• Stated problem A
Answer these questions from the Georgia passage:
(i) What population does it give for Georgia?
(ii) How many secondary schools has Bidzina built and rehabilitated?
(iii) On what date did the U.S. officially sanction him?

• Source extract

Tiny Georgia is a crucible of East-West and regional tensions. In the months after Russia’s invasion of Ukraine the US and European governments pressed Georgia (population 3.7mn) to open a second front against Russia (population 142mn). When the government refused, western sources denigrated it as “pro Russia”, and several leaders became subject to sanctions. What lay behind the western pressure and the Georgian government’s response?
After Russia’s 2022 invasion of Ukraine Georgian officials alleged that the Biden administration, the EU, and Ukrainian officials pressured the Georgian Dream-led government to open a second front against Russia in support of Ukraine – the second front being a way to “extend Russia” and divert some of its forces away from Ukraine. (Georgia is not a NATO member, and borders Russia to the north.) This pressure was not applied publicly but has been described by high-ranking officials, including Georgia’s current president, prime minister, and Bidzina, the founder of Georgian Dream party.
Bidzina is the popular name of Bidzina Ivanishvilli. He is a dollar billionaire, with assets derived from activities in the wild west days of Russia’s 1990s implosion. Unlike other Russia-made billionaires, he has invested heavily in providing public goods in Georgia, where he lives—such as building and rehabilitating 400 secondary schools, reconstructing 11 theaters and 9 museums, and establishing Kutaisi International University. He is said to be the “power behind the throne” of the Georgian Dream party. In an article on February 2025, The Economist magazine declared him to be “the shadowy despot” of Georgia.
Bidzina has stated publicly that the US put him under indirect sanctions before Russia’s invasion of Ukraine, freezing his assets in Switzerland. On December 27, 2024, the U.S. officially sanctioned him, for “undermining the democratic and Euro-Atlantic future of Georgia for the benefit of the Russian Federation.”
Current and former Georgian Dream officials allege that, during a conversation with the prime minister following Russia’s invasion of Ukraine, U.S. Ambassador to Georgia Kelly C. Degnan hinted that the Georgian military should open a second front against Russia and that the U.S. would supply arms through Georgia’s border with Turkey, a NATO member. The suggested course of action was guerrilla warfare as the mode of resistance. That would keep a sizable number of Russian troops away from Ukraine, given Georgia borders with the North Caucasus (including Chechnya and Dagestan), the most troublesome region of Russia.
The Ukrainian authorities also called for Georgia to open a second front. Specifically, Oleksiy Danilov (Ukraine’s former Secretary of National Security and Defense Council) and Aleksei Arestovich (former advisor to the Ukrainian President’s Office) publicly urged the Georgian government to retake Georgia’s breakaway regions by force.

• Data for this exercise
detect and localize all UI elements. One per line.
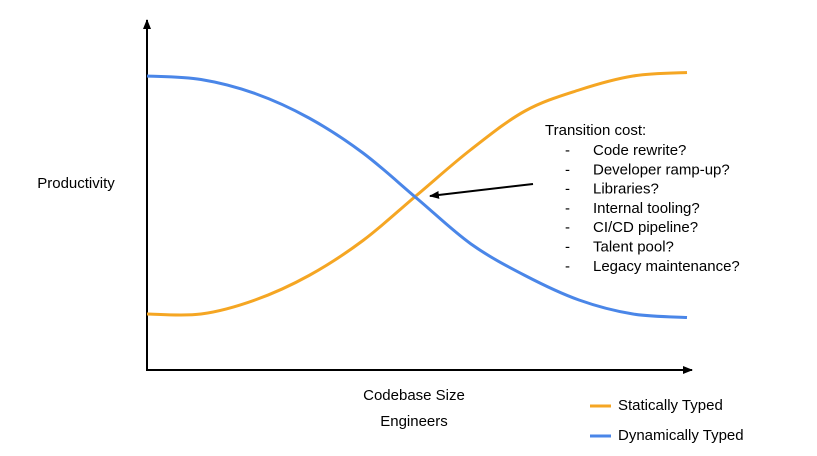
series-line [146,74,688,319]
annotation-item: CI/CD pipeline? [593,219,698,236]
annotation-bullet: - [565,142,570,159]
annotation-bullet: - [565,238,570,255]
annotation-bullet: - [565,181,570,198]
annotation-bullet: - [565,161,570,178]
annotation-item: Developer ramp-up? [593,161,730,178]
y-axis-label: Productivity [37,175,115,192]
legend-label: Dynamically Typed [618,427,744,444]
annotation-heading: Transition cost: [545,122,646,139]
annotation-item: Libraries? [593,181,659,198]
annotation-arrow [429,183,534,199]
annotation-bullet: - [565,219,570,236]
x-axis-label: Codebase Size [363,387,465,404]
legend-label: Statically Typed [618,397,723,414]
annotation-item: Legacy maintenance? [593,258,740,275]
annotation-bullet: - [565,258,570,275]
annotation-bullet: - [565,200,570,217]
annotation-item: Internal tooling? [593,200,700,217]
annotation-item: Talent pool? [593,238,674,255]
series-line [146,71,688,317]
annotation-item: Code rewrite? [593,142,686,159]
x-axis-label: Engineers [380,413,448,430]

• Stated problem B
Set out every line of the listing in Block 1 as a numbered list, omitting blank lines and the picture.

• Exercise result A
(i) 3.7mn
(ii) 400
(iii) December 27, 2024

• Exercise result B
1. detect and localize all UI elements. One per line.
2. series-line [146,74,688,319]
3. annotation-item: CI/CD pipeline? [593,219,698,236]
4. annotation-bullet: - [565,142,570,159]
5. annotation-bullet: - [565,238,570,255]
6. annotation-bullet: - [565,181,570,198]
7. annotation-bullet: - [565,161,570,178]
8. annotation-item: Developer ramp-up? [593,161,730,178]
9. y-axis-label: Productivity [37,175,115,192]
10. legend-label: Dynamically Typed [618,427,744,444]
11. annotation-heading: Transition cost: [545,122,646,139]
12. annotation-item: Libraries? [593,181,659,198]
13. annotation-arrow [429,183,534,199]
14. annotation-bullet: - [565,219,570,236]
15. x-axis-label: Codebase Size [363,387,465,404]
16. legend-label: Statically Typed [618,397,723,414]
17. annotation-item: Legacy maintenance? [593,258,740,275]
18. annotation-bullet: - [565,258,570,275]
19. annotation-bullet: - [565,200,570,217]
20. annotation-item: Internal tooling? [593,200,700,217]
21. annotation-item: Talent pool? [593,238,674,255]
22. series-line [146,71,688,317]
23. annotation-item: Code rewrite? [593,142,686,159]
24. x-axis-label: Engineers [380,413,448,430]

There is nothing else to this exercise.